━━ DATA SECTION

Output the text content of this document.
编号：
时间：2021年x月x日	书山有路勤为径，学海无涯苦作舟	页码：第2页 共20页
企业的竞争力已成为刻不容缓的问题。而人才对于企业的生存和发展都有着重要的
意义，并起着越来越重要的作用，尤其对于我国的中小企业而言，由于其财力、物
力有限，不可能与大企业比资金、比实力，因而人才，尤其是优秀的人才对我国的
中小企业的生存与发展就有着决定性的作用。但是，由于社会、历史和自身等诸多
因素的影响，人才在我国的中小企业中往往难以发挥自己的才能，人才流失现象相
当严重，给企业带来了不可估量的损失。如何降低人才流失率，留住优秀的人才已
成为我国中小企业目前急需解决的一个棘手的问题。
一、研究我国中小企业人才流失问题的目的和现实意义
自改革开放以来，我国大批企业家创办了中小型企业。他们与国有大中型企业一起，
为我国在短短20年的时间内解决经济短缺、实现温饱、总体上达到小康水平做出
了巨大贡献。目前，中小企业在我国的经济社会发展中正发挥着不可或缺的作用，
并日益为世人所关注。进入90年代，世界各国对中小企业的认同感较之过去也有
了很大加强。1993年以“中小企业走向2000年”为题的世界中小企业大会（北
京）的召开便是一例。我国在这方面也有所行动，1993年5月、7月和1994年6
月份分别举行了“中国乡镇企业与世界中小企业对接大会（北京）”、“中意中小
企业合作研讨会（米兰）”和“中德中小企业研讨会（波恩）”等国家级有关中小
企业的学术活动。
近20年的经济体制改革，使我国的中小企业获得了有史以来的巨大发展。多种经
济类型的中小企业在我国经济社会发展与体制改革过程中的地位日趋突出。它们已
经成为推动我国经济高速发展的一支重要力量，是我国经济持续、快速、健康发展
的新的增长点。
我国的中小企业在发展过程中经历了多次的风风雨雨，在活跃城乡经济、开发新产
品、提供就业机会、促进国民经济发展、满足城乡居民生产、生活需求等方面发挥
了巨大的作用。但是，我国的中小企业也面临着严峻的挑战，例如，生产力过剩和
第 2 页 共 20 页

━━━━

EXERCISE GOAL:
Transcribe each entry precisely, missing none.

TASK SOLUTION:
Output the text content of this document.
编号：
时间：2021年x月x日	书山有路勤为径，学海无涯苦作舟	页码：第2页 共20页
企业的竞争力已成为刻不容缓的问题。而人才对于企业的生存和发展都有着重要的
意义，并起着越来越重要的作用，尤其对于我国的中小企业而言，由于其财力、物
力有限，不可能与大企业比资金、比实力，因而人才，尤其是优秀的人才对我国的
中小企业的生存与发展就有着决定性的作用。但是，由于社会、历史和自身等诸多
因素的影响，人才在我国的中小企业中往往难以发挥自己的才能，人才流失现象相
当严重，给企业带来了不可估量的损失。如何降低人才流失率，留住优秀的人才已
成为我国中小企业目前急需解决的一个棘手的问题。
一、研究我国中小企业人才流失问题的目的和现实意义
自改革开放以来，我国大批企业家创办了中小型企业。他们与国有大中型企业一起，
为我国在短短20年的时间内解决经济短缺、实现温饱、总体上达到小康水平做出
了巨大贡献。目前，中小企业在我国的经济社会发展中正发挥着不可或缺的作用，
并日益为世人所关注。进入90年代，世界各国对中小企业的认同感较之过去也有
了很大加强。1993年以“中小企业走向2000年”为题的世界中小企业大会（北
京）的召开便是一例。我国在这方面也有所行动，1993年5月、7月和1994年6
月份分别举行了“中国乡镇企业与世界中小企业对接大会（北京）”、“中意中小
企业合作研讨会（米兰）”和“中德中小企业研讨会（波恩）”等国家级有关中小
企业的学术活动。
近20年的经济体制改革，使我国的中小企业获得了有史以来的巨大发展。多种经
济类型的中小企业在我国经济社会发展与体制改革过程中的地位日趋突出。它们已
经成为推动我国经济高速发展的一支重要力量，是我国经济持续、快速、健康发展
的新的增长点。
我国的中小企业在发展过程中经历了多次的风风雨雨，在活跃城乡经济、开发新产
品、提供就业机会、促进国民经济发展、满足城乡居民生产、生活需求等方面发挥
了巨大的作用。但是，我国的中小企业也面临着严峻的挑战，例如，生产力过剩和
第 2 页 共 20 页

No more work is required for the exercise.